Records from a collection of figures
——

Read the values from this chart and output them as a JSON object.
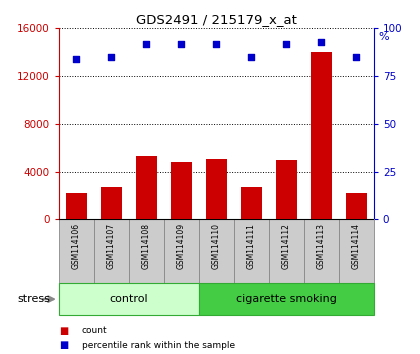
{
  "title": "GDS2491 / 215179_x_at",
  "samples": [
    "GSM114106",
    "GSM114107",
    "GSM114108",
    "GSM114109",
    "GSM114110",
    "GSM114111",
    "GSM114112",
    "GSM114113",
    "GSM114114"
  ],
  "counts": [
    2200,
    2700,
    5300,
    4800,
    5100,
    2700,
    5000,
    14000,
    2200
  ],
  "percentiles": [
    84,
    85,
    92,
    92,
    92,
    85,
    92,
    93,
    85
  ],
  "bar_color": "#cc0000",
  "dot_color": "#0000cc",
  "ylim_left": [
    0,
    16000
  ],
  "yticks_left": [
    0,
    4000,
    8000,
    12000,
    16000
  ],
  "ylim_right": [
    0,
    100
  ],
  "yticks_right": [
    0,
    25,
    50,
    75,
    100
  ],
  "control_samples": 4,
  "group_labels": [
    "control",
    "cigarette smoking"
  ],
  "control_color": "#ccffcc",
  "smoke_color": "#44cc44",
  "stress_label": "stress",
  "legend_items": [
    {
      "label": "count",
      "color": "#cc0000"
    },
    {
      "label": "percentile rank within the sample",
      "color": "#0000cc"
    }
  ],
  "background_color": "#ffffff",
  "sample_box_color": "#cccccc",
  "left_axis_color": "#cc0000",
  "right_axis_color": "#0000cc"
}
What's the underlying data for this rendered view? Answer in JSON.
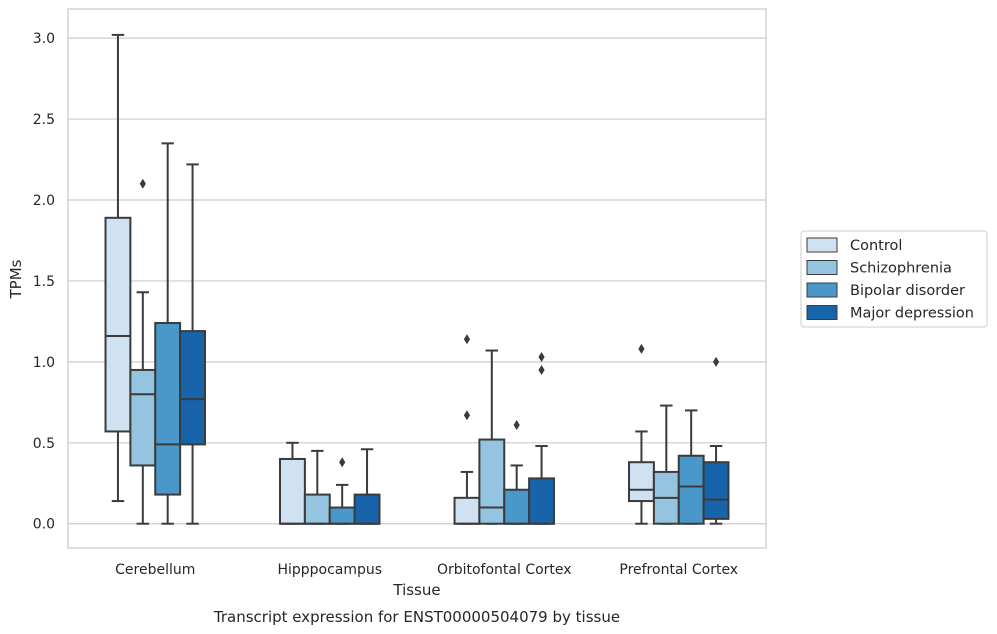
{
  "caption": "Transcript expression for ENST00000504079 by tissue",
  "chart_data": {
    "type": "box",
    "xlabel": "Tissue",
    "ylabel": "TPMs",
    "ylim": [
      -0.15,
      3.18
    ],
    "yticks": [
      0.0,
      0.5,
      1.0,
      1.5,
      2.0,
      2.5,
      3.0
    ],
    "ytick_labels": [
      "0.0",
      "0.5",
      "1.0",
      "1.5",
      "2.0",
      "2.5",
      "3.0"
    ],
    "grid": true,
    "legend_position": "right",
    "categories": [
      "Cerebellum",
      "Hipppocampus",
      "Orbitofontal Cortex",
      "Prefrontal Cortex"
    ],
    "series": [
      {
        "name": "Control",
        "color": "#d0e1f2",
        "boxes": [
          {
            "whislo": 0.14,
            "q1": 0.57,
            "med": 1.16,
            "q3": 1.89,
            "whishi": 3.02,
            "fliers": []
          },
          {
            "whislo": 0.0,
            "q1": 0.0,
            "med": 0.0,
            "q3": 0.4,
            "whishi": 0.5,
            "fliers": []
          },
          {
            "whislo": 0.0,
            "q1": 0.0,
            "med": 0.0,
            "q3": 0.16,
            "whishi": 0.32,
            "fliers": [
              0.67,
              1.14
            ]
          },
          {
            "whislo": 0.0,
            "q1": 0.14,
            "med": 0.21,
            "q3": 0.38,
            "whishi": 0.57,
            "fliers": [
              1.08
            ]
          }
        ]
      },
      {
        "name": "Schizophrenia",
        "color": "#94c4df",
        "boxes": [
          {
            "whislo": 0.0,
            "q1": 0.36,
            "med": 0.8,
            "q3": 0.95,
            "whishi": 1.43,
            "fliers": [
              2.1
            ]
          },
          {
            "whislo": 0.0,
            "q1": 0.0,
            "med": 0.0,
            "q3": 0.18,
            "whishi": 0.45,
            "fliers": []
          },
          {
            "whislo": 0.0,
            "q1": 0.0,
            "med": 0.1,
            "q3": 0.52,
            "whishi": 1.07,
            "fliers": []
          },
          {
            "whislo": 0.0,
            "q1": 0.0,
            "med": 0.16,
            "q3": 0.32,
            "whishi": 0.73,
            "fliers": []
          }
        ]
      },
      {
        "name": "Bipolar disorder",
        "color": "#4a98c9",
        "boxes": [
          {
            "whislo": 0.0,
            "q1": 0.18,
            "med": 0.49,
            "q3": 1.24,
            "whishi": 2.35,
            "fliers": []
          },
          {
            "whislo": 0.0,
            "q1": 0.0,
            "med": 0.0,
            "q3": 0.1,
            "whishi": 0.24,
            "fliers": [
              0.38
            ]
          },
          {
            "whislo": 0.0,
            "q1": 0.0,
            "med": 0.0,
            "q3": 0.21,
            "whishi": 0.36,
            "fliers": [
              0.61
            ]
          },
          {
            "whislo": 0.0,
            "q1": 0.0,
            "med": 0.23,
            "q3": 0.42,
            "whishi": 0.7,
            "fliers": []
          }
        ]
      },
      {
        "name": "Major depression",
        "color": "#1764ab",
        "boxes": [
          {
            "whislo": 0.0,
            "q1": 0.49,
            "med": 0.77,
            "q3": 1.19,
            "whishi": 2.22,
            "fliers": []
          },
          {
            "whislo": 0.0,
            "q1": 0.0,
            "med": 0.0,
            "q3": 0.18,
            "whishi": 0.46,
            "fliers": []
          },
          {
            "whislo": 0.0,
            "q1": 0.0,
            "med": 0.0,
            "q3": 0.28,
            "whishi": 0.48,
            "fliers": [
              0.95,
              1.03
            ]
          },
          {
            "whislo": 0.0,
            "q1": 0.03,
            "med": 0.15,
            "q3": 0.38,
            "whishi": 0.48,
            "fliers": [
              1.0
            ]
          }
        ]
      }
    ]
  }
}
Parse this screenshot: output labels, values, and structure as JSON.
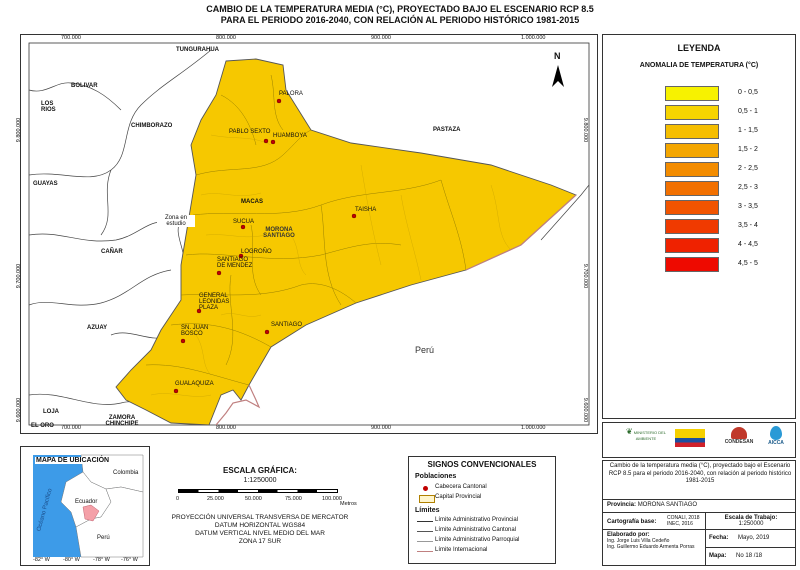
{
  "title_line1": "CAMBIO DE LA TEMPERATURA MEDIA (°C),  PROYECTADO BAJO EL ESCENARIO RCP 8.5",
  "title_line2": "PARA EL PERIODO 2016-2040, CON RELACIÓN AL PERIODO HISTÓRICO 1981-2015",
  "coords_top": [
    "700.000",
    "800.000",
    "900.000",
    "1.000.000"
  ],
  "coords_left": [
    "9.800.000",
    "9.700.000",
    "9.600.000"
  ],
  "regions": {
    "tungurahua": "TUNGURAHUA",
    "bolivar": "BOLIVAR",
    "los_rios": "LOS RIOS",
    "chimborazo": "CHIMBORAZO",
    "guayas": "GUAYAS",
    "canar": "CAÑAR",
    "azuay": "AZUAY",
    "loja": "LOJA",
    "el_oro": "EL ORO",
    "zamora": "ZAMORA CHINCHIPE",
    "pastaza": "PASTAZA",
    "peru": "Perú",
    "zona_estudio": "Zona en estudio",
    "morona": "MORONA SANTIAGO"
  },
  "cities": {
    "palora": "PALORA",
    "pablo_sexto": "PABLO SEXTO",
    "huamboya": "HUAMBOYA",
    "macas": "MACAS",
    "sucua": "SUCUA",
    "taisha": "TAISHA",
    "logrono": "LOGROÑO",
    "santiago_mendez": "SANTIAGO DE MENDEZ",
    "general_plaza": "GENERAL LEONIDAS PLAZA",
    "san_juan_bosco": "SN. JUAN BOSCO",
    "santiago": "SANTIAGO",
    "gualaquiza": "GUALAQUIZA"
  },
  "north": "N",
  "legend": {
    "title": "LEYENDA",
    "subtitle": "ANOMALIA DE TEMPERATURA (°C)",
    "items": [
      {
        "label": "0 - 0,5",
        "color": "#f7f200"
      },
      {
        "label": "0,5 - 1",
        "color": "#f6d400"
      },
      {
        "label": "1 - 1,5",
        "color": "#f5be00"
      },
      {
        "label": "1,5 - 2",
        "color": "#f4a600"
      },
      {
        "label": "2 - 2,5",
        "color": "#f38c00"
      },
      {
        "label": "2,5 - 3",
        "color": "#f27000"
      },
      {
        "label": "3 - 3,5",
        "color": "#f15400"
      },
      {
        "label": "3,5 - 4",
        "color": "#f03a00"
      },
      {
        "label": "4 - 4,5",
        "color": "#ef2200"
      },
      {
        "label": "4,5 - 5",
        "color": "#ee0a00"
      }
    ]
  },
  "location": {
    "title": "MAPA DE UBICACIÓN",
    "colombia": "Colombia",
    "ecuador": "Ecuador",
    "peru": "Perú",
    "ocean": "Océano Pacífico",
    "lons": [
      "-82° W",
      "-80° W",
      "-78° W",
      "-76° W"
    ]
  },
  "scale": {
    "title": "ESCALA GRÁFICA:",
    "ratio": "1:1250000",
    "ticks": [
      "0",
      "25.000",
      "50.000",
      "75.000",
      "100.000"
    ],
    "unit": "Metros"
  },
  "projection": [
    "PROYECCIÓN UNIVERSAL TRANSVERSA DE MERCATOR",
    "DATUM HORIZONTAL WGS84",
    "DATUM VERTICAL NIVEL MEDIO DEL MAR",
    "ZONA 17 SUR"
  ],
  "signs": {
    "title": "SIGNOS CONVENCIONALES",
    "pob_title": "Poblaciones",
    "cabecera": "Cabecera Cantonal",
    "capital": "Capital Provincial",
    "lim_title": "Límites",
    "provincial": "Límite Administrativo Provincial",
    "cantonal": "Límite Administrativo Cantonal",
    "parroquial": "Límite Administrativo Parroquial",
    "internacional": "Límite Internacional"
  },
  "logos": {
    "ministerio": "MINISTERIO DEL AMBIENTE",
    "condesan": "CONDESAN",
    "aicca": "AICCA"
  },
  "info": {
    "description": "Cambio de la temperatura media (°C),  proyectado bajo el Escenario RCP 8.5 para el periodo 2016-2040, con relación al periodo histórico 1981-2015",
    "provincia_label": "Provincia:",
    "provincia": "MORONA SANTIAGO",
    "carto_label": "Cartografía base:",
    "carto1": "CONALI, 2018",
    "carto2": "INEC, 2016",
    "escala_label": "Escala de Trabajo:",
    "escala": "1:250000",
    "elaborado_label": "Elaborado por:",
    "autor1": "Ing. Jorge Luis Villa Cedeño",
    "autor2": "Ing. Guillermo Eduardo Armenta Porras",
    "fecha_label": "Fecha:",
    "fecha": "Mayo, 2019",
    "mapa_label": "Mapa:",
    "mapa": "No 18 /18"
  }
}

——

REQUIREMENT:
Scan the data above and copy every line with "Cortex" in it.

ANSWER FOR THIS EXERCISE:
      "Orbitofontal Cortex",
      "Prefrontal Cortex"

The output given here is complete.